• **Exercise prompt**
Find the word "النبي" in the records below. List each line containing it.
::: Stored rows
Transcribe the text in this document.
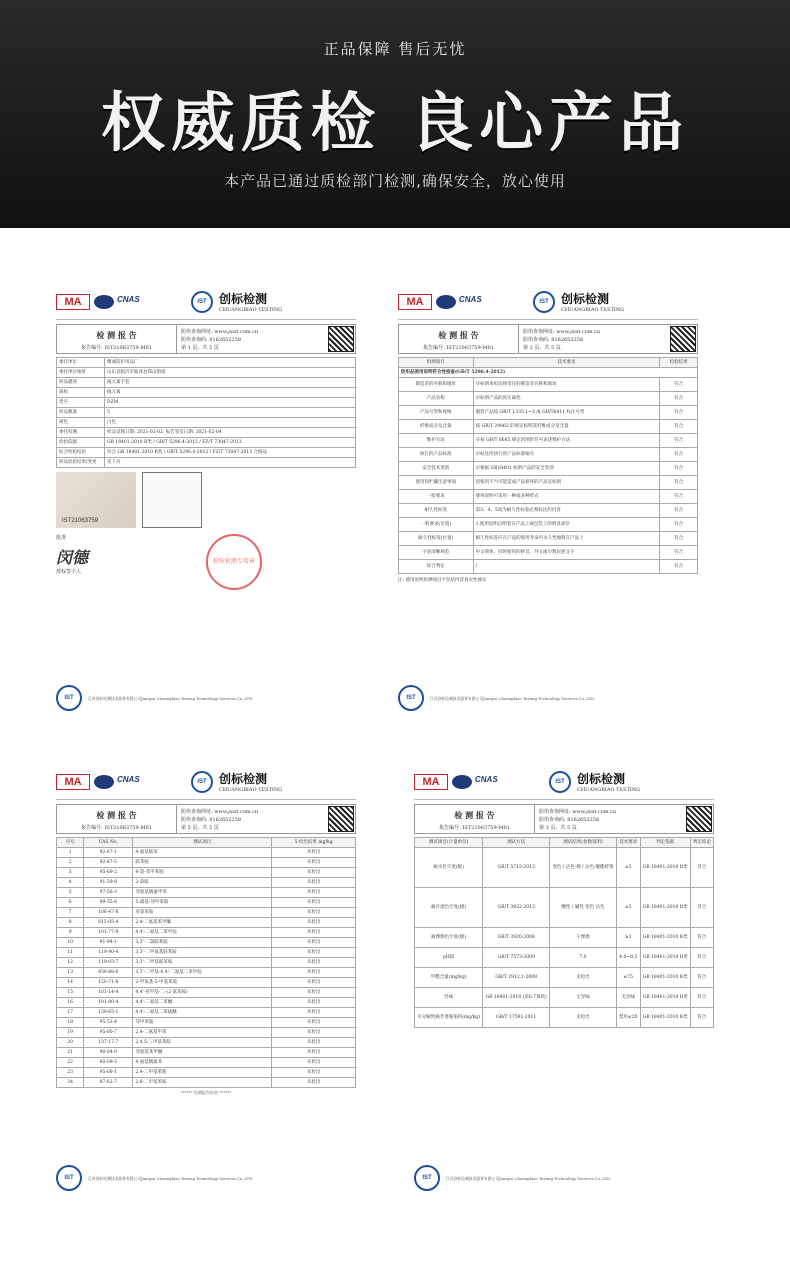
正品保障 售后无忧
权威质检 良心产品
本产品已通过质检部门检测,确保安全，放心使用
MA	CNAS	IST	创标检测
CHUANGBIAO TESTING
检 测 报 告
报告编号: IST21063759-M01
防伪查询网址: www.jsist.com.cn
防伪查询码: 8162652258
第 1 页，共 5 页
委托单位	精诚防护用品厂
委托单位地址	山东省临沂市临沭县郑山街道
样品描述	线元素手套
商标	线元素
货号	DZM
样品数量	5
颜色	白色
委托检测	样品受理日期: 2021-02-02, 报告签发日期: 2021-02-04
检验依据	GB 18401-2010 B类 / GB/T 5296.4-2012 / FZ/T 73047-2013
综合检验结论	符合 GB 18401-2010 B类 / GB/T 5296.4-2012 / FZ/T 73047-2013 合格品
样品检验结果/变更	见下页
IST21063759
批准
闵德
授权签字人
检验检测专用章
IST	江苏创标检测技术服务有限公司Jiangsu Chuangbiao Testing Technology Services Co.,LTD.
MA	CNAS	IST	创标检测
CHUANGBIAO TESTING
检 测 报 告
报告编号: IST21063759-M01
防伪查询网址: www.jsist.com.cn
防伪查询码: 8162652258
第 2 页，共 5 页
检测项目	技术要求	检验结果
防织品使用说明符合性检查(GB/T 5296.4-2012)		
制造者的名称和地址	应标明承担法律责任的制造者名称和地址	符合
产品名称	应标明产品的真实属性	符合
产品号型和规格	服装产品按 GB/T 1335.1~3 或 GB/T6411 标注号型	符合
纤维成分及含量	按 GB/T 29862 的规定标明其纤维成分及含量	符合
维护方法	应按 GB/T 8685 规定的图形符号表述维护方法	符合
执行的产品标准	应标注所执行的产品标准编号	符合
安全技术类别	应根据 GB18401 标明产品的安全类别	符合
使用和贮藏注意事项	因使用不当可能造成产品损坏的产品宜标明	符合
一般要求	使用说明可采用一种或多种形式	符合
耐久性标签	第3、4、5项为耐久性标签必须标注的内容	符合
一般要求(位置)	1.使用说明应附着在产品上或包装上的明显部位	符合
耐久性标签(位置)	耐久性标签应在产品的使用寿命内永久性地附在产品上	符合
字迹清晰规范	中文简体，同时使用的拼音、外文或少数民族文字	符合
综合判定	/	符合
注: 使用说明检测项目不包括内容真实性核实
IST	江苏创标检测技术服务有限公司Jiangsu Chuangbiao Testing Technology Services Co.,LTD.
MA	CNAS	IST	创标检测
CHUANGBIAO TESTING
检 测 报 告
报告编号: IST21063759-M01
防伪查询网址: www.jsist.com.cn
防伪查询码: 8162652258
第 5 页，共 5 页
序号	CAS No.	测试项目	5 检出结果 mg/kg
1	92-67-1	4-氨基联苯	未检出
2	92-87-5	联苯胺	未检出
3	95-69-2	4-氯-邻甲苯胺	未检出
4	91-59-8	2-萘胺	未检出
5	97-56-3	邻氨基偶氮甲苯	未检出
6	99-55-8	5-硝基-邻甲苯胺	未检出
7	106-47-8	对氯苯胺	未检出
8	615-05-4	2,4-二氨基苯甲醚	未检出
9	101-77-9	4,4'-二氨基二苯甲烷	未检出
10	91-94-1	3,3'-二氯联苯胺	未检出
11	119-90-4	3,3'-二甲氧基联苯胺	未检出
12	119-93-7	3,3'-二甲基联苯胺	未检出
13	838-88-0	3,3'-二甲基-4,4'-二氨基二苯甲烷	未检出
14	120-71-8	2-甲氧基-5-甲基苯胺	未检出
15	101-14-4	4,4'-亚甲基-二-(2-氯苯胺)	未检出
16	101-80-4	4,4'-二氨基二苯醚	未检出
17	139-65-1	4,4'-二氨基二苯硫醚	未检出
18	95-53-4	邻甲苯胺	未检出
19	95-80-7	2,4-二氨基甲苯	未检出
20	137-17-7	2,4,5-三甲基苯胺	未检出
21	90-04-0	邻氨基苯甲醚	未检出
22	60-09-3	4-氨基偶氮苯	未检出
23	95-68-1	2,4-二甲基苯胺	未检出
24	87-62-7	2,6-二甲基苯胺	未检出
****** 检测报告结束 ******
IST	江苏创标检测技术服务有限公司Jiangsu Chuangbiao Testing Technology Services Co.,LTD.
MA	CNAS	IST	创标检测
CHUANGBIAO TESTING
检 测 报 告
报告编号: IST21063759-M01
防伪查询网址: www.jsist.com.cn
防伪查询码: 8162652258
第 3 页，共 5 页
测试项目(计量单位)	测试方法	测试结果(参数说明)	技术要求	判定依据	判定结论
耐水色牢度(级)	GB/T 5713-2013	变色 / 沾色-棉 / 沾色-聚酯纤维	≥3	GB 18401-2010 B类	符合
耐汗渍色牢度(级)	GB/T 3922-2013	酸性 / 碱性 变色 沾色	≥3	GB 18401-2010 B类	符合
耐摩擦色牢度(级)	GB/T 3920-2008	干摩擦	≥3	GB 18401-2010 B类	符合
pH值	GB/T 7573-2009	7.0	4.0~8.5	GB 18401-2010 B类	符合
甲醛含量(mg/kg)	GB/T 2912.1-2009	未检出	≤75	GB 18401-2010 B类	符合
异味	GB 18401-2010 (第6.7条款)	无异味	无异味	GB 18401-2010 B类	符合
可分解致癌芳香胺染料(mg/kg)	GB/T 17592-2011	未检出	禁用≤20	GB 18401-2010 B类	符合
IST	江苏创标检测技术服务有限公司Jiangsu Chuangbiao Testing Technology Services Co.,LTD.
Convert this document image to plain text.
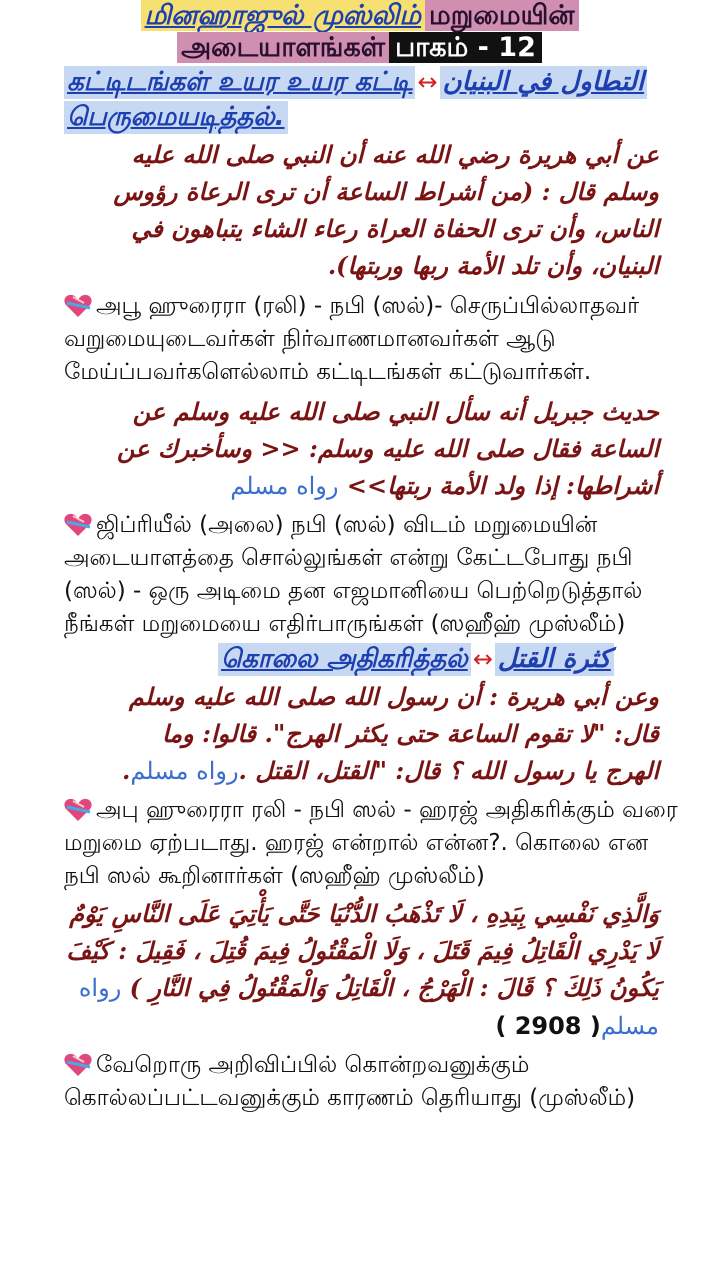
மினஹாஜுல் முஸ்லிம் மறுமையின்
அடையாளங்கள் பாகம் - 12
கட்டிடங்கள் உயர உயர கட்டி ↔ التطاول في البنيان
பெருமையடித்தல்.
عن أبي هريرة رضي الله عنه أن النبي صلى الله عليه وسلم قال : (من أشراط الساعة أن ترى الرعاة رؤوس الناس، وأن ترى الحفاة العراة رعاء الشاء يتباهون في البنيان، وأن تلد الأمة ربها وربتها).
அபூ ஹுரைரா (ரலி) - நபி (ஸல்)- செருப்பில்லாதவர் வறுமையுடைவர்கள் நிர்வாணமானவர்கள் ஆடு மேய்ப்பவர்களெல்லாம் கட்டிடங்கள் கட்டுவார்கள்.
حديث جبريل أنه سأل النبي صلى الله عليه وسلم عن الساعة فقال صلى الله عليه وسلم: << وسأخبرك عن أشراطها: إذا ولد الأمة ربتها>> رواه مسلم
ஜிப்ரியீல் (அலை) நபி (ஸல்) விடம் மறுமையின் அடையாளத்தை சொல்லுங்கள் என்று கேட்டபோது நபி (ஸல்) - ஒரு அடிமை தன எஜமானியை பெற்றெடுத்தால் நீங்கள் மறுமையை எதிர்பாருங்கள் (ஸஹீஹ் முஸ்லீம்)
கொலை அதிகரித்தல் ↔ كثرة القتل
وعن أبي هريرة : أن رسول الله صلى الله عليه وسلم قال: "لا تقوم الساعة حتى يكثر الهرج". قالوا: وما الهرج يا رسول الله ؟ قال: "القتل، القتل .رواه مسلم.
அபு ஹுரைரா ரலி - நபி ஸல் - ஹரஜ் அதிகரிக்கும் வரை மறுமை ஏற்படாது. ஹரஜ் என்றால் என்ன?. கொலை என நபி ஸல் கூறினார்கள் (ஸஹீஹ் முஸ்லீம்)
وَالَّذِي نَفْسِي بِيَدِهِ ، لَا تَذْهَبُ الدُّنْيَا حَتَّى يَأْتِيَ عَلَى النَّاسِ يَوْمٌ لَا يَدْرِي الْقَاتِلُ فِيمَ قَتَلَ ، وَلَا الْمَقْتُولُ فِيمَ قُتِلَ ، فَقِيلَ : كَيْفَ يَكُونُ ذَلِكَ ؟ قَالَ : الْهَرْجُ ، الْقَاتِلُ وَالْمَقْتُولُ فِي النَّارِ ) رواه مسلم( 2908 )
வேறொரு அறிவிப்பில் கொன்றவனுக்கும் கொல்லப்பட்டவனுக்கும் காரணம் தெரியாது (முஸ்லீம்)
::::::
• **The reply**
عن أبي هريرة رضي الله عنه أن النبي صلى الله عليه وسلم قال : (من أشراط الساعة أن ترى الرعاة رؤوس الناس، وأن ترى الحفاة العراة رعاء الشاء يتباهون في البنيان، وأن تلد الأمة ربها وربتها).
حديث جبريل أنه سأل النبي صلى الله عليه وسلم عن الساعة فقال صلى الله عليه وسلم: << وسأخبرك عن أشراطها: إذا ولد الأمة ربتها>> رواه مسلم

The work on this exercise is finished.